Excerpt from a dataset
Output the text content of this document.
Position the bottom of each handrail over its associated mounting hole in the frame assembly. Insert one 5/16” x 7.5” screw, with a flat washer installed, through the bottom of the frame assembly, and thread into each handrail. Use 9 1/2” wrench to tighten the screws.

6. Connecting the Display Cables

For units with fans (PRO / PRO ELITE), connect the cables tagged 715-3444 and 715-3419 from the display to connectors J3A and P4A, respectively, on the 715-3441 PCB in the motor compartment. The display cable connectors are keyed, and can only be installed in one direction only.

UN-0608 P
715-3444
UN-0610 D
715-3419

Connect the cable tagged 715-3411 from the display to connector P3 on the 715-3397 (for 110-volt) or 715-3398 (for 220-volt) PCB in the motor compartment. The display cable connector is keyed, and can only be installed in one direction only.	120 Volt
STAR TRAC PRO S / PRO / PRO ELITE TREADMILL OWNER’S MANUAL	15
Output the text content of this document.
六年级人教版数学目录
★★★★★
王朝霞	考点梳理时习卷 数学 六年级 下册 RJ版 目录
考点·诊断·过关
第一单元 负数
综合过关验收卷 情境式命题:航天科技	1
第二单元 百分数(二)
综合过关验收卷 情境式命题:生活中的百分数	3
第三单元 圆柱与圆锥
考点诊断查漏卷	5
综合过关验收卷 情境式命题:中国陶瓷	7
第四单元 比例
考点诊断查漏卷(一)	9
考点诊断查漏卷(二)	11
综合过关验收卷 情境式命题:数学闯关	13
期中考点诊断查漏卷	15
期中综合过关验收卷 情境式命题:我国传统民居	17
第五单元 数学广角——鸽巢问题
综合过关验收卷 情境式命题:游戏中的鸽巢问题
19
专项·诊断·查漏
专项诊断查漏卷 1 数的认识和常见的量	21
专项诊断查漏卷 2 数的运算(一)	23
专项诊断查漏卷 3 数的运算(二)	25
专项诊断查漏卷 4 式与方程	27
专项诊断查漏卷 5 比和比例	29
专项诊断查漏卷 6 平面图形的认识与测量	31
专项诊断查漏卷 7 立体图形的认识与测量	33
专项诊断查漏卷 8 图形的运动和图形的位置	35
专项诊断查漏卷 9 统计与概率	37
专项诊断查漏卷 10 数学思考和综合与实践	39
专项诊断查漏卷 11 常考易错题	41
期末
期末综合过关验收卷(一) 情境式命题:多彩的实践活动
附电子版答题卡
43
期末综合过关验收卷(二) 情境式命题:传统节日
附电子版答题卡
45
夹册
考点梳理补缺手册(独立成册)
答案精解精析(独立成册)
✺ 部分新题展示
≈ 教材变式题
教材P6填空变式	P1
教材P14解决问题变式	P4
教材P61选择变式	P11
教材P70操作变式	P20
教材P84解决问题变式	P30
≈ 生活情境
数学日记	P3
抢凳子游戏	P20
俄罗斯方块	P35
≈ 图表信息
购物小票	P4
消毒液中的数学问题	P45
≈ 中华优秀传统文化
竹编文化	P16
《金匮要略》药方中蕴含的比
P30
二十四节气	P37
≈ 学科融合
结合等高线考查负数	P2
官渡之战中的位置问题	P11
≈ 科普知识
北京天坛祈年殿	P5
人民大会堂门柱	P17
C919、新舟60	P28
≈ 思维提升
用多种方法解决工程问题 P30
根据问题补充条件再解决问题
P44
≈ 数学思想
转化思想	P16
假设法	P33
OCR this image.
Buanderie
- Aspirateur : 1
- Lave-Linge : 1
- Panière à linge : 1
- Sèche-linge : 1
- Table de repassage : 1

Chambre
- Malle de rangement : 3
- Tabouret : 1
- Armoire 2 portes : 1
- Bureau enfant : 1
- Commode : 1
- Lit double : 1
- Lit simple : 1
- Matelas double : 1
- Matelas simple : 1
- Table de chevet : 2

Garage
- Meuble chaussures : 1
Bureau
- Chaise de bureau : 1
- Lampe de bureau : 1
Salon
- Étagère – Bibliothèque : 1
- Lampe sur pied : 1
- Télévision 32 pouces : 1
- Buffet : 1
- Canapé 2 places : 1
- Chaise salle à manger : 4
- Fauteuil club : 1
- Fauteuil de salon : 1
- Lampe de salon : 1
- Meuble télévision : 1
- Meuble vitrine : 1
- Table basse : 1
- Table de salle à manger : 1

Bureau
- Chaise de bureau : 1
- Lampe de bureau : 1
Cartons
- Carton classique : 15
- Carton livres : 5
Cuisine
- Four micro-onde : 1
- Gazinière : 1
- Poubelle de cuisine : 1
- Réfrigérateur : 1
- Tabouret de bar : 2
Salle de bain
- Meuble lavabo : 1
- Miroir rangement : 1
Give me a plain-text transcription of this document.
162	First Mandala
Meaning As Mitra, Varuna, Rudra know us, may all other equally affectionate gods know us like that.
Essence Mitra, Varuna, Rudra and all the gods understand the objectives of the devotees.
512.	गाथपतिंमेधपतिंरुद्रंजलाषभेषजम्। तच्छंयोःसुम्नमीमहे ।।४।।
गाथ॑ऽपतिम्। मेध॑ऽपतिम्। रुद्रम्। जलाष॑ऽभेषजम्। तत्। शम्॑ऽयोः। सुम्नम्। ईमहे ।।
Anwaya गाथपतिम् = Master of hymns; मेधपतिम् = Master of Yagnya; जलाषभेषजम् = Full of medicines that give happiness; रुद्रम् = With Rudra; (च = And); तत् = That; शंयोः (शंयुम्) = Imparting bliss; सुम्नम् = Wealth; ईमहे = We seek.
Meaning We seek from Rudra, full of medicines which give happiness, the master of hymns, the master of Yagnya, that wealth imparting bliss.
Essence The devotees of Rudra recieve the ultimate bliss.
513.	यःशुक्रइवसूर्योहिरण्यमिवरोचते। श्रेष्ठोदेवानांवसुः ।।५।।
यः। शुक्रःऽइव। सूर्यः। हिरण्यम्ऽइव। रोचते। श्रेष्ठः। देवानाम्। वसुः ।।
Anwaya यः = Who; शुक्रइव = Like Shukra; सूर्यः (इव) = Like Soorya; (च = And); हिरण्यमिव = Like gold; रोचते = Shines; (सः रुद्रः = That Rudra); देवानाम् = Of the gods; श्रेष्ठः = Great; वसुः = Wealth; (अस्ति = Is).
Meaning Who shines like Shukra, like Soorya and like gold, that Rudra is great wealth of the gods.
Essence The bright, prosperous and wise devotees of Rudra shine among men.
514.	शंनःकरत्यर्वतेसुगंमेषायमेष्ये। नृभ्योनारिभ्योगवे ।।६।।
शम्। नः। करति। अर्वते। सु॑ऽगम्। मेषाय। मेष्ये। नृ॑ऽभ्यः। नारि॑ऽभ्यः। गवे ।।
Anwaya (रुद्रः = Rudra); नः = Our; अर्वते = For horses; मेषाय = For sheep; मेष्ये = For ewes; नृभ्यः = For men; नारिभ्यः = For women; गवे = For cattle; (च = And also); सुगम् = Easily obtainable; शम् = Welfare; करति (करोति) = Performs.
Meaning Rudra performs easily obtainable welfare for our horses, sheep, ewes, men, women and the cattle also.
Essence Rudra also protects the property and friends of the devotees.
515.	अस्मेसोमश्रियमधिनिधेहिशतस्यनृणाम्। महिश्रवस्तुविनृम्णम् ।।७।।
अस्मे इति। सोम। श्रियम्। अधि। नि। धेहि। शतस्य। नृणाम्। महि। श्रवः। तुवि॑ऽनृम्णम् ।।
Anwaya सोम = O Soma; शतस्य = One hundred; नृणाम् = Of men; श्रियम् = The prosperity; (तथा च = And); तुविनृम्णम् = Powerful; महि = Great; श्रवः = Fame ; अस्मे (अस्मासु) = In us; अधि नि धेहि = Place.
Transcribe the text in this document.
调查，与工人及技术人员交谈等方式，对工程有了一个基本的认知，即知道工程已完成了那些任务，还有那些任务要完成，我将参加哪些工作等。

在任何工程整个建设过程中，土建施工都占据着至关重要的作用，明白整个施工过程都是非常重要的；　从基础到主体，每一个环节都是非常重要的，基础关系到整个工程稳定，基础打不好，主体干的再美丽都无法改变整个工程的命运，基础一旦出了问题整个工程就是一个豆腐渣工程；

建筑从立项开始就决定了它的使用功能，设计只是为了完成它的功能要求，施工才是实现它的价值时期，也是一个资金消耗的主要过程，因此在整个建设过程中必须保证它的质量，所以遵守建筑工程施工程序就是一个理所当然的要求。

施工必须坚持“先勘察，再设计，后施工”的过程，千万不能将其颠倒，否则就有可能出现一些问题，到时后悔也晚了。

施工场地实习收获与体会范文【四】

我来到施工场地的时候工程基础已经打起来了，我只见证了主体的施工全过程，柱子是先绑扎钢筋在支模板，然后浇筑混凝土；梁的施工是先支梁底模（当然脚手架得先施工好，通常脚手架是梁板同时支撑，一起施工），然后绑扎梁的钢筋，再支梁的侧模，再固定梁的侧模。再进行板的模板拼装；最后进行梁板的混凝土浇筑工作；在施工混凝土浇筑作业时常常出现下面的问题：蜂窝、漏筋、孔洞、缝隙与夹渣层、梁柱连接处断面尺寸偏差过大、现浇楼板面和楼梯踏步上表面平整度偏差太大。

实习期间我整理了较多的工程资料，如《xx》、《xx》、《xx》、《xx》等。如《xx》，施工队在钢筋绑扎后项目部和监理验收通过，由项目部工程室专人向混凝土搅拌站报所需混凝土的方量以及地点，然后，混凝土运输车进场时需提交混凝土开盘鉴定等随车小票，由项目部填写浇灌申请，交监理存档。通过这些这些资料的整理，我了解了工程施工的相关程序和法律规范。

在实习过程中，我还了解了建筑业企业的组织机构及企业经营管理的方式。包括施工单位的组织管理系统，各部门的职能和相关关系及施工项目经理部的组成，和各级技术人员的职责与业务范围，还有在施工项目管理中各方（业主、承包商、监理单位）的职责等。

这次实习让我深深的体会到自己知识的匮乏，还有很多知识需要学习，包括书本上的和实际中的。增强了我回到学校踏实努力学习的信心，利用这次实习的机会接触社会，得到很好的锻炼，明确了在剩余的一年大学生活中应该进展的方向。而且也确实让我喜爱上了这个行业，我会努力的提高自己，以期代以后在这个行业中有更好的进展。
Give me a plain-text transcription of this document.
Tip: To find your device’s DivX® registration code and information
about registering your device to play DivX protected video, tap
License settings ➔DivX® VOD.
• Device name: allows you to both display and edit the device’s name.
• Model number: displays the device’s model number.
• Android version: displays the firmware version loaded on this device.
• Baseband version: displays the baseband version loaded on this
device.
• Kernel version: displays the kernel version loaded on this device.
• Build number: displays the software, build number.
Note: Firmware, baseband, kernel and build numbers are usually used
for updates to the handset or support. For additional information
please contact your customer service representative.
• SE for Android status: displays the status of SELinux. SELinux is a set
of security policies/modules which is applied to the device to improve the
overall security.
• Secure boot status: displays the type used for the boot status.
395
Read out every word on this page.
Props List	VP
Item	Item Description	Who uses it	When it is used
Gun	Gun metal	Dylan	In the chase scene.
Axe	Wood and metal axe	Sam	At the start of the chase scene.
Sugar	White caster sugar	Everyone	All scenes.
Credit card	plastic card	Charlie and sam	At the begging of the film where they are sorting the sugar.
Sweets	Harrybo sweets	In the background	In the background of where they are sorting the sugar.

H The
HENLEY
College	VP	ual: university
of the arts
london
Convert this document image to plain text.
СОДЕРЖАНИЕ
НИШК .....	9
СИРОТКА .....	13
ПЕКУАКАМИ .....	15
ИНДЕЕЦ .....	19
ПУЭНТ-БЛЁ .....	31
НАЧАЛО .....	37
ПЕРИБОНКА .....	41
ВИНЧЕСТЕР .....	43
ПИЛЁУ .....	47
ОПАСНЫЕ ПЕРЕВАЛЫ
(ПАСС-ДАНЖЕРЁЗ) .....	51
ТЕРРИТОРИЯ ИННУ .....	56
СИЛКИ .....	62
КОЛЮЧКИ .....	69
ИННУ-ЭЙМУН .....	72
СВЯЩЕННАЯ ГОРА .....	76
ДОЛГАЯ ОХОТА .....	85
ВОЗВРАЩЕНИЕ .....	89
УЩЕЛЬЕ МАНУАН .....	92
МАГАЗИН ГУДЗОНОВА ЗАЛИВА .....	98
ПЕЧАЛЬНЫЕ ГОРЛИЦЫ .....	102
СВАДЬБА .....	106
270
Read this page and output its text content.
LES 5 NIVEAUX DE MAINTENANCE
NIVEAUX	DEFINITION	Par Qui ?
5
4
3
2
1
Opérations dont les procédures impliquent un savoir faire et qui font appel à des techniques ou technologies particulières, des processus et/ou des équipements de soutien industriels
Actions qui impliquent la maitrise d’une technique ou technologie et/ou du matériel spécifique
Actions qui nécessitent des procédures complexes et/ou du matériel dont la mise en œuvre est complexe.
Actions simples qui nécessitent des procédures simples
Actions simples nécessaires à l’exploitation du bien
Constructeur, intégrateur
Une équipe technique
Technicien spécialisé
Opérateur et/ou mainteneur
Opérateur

*Required task*
In the entries above, count every line containing the word "Shukra". Write only the total.

*Task output*
2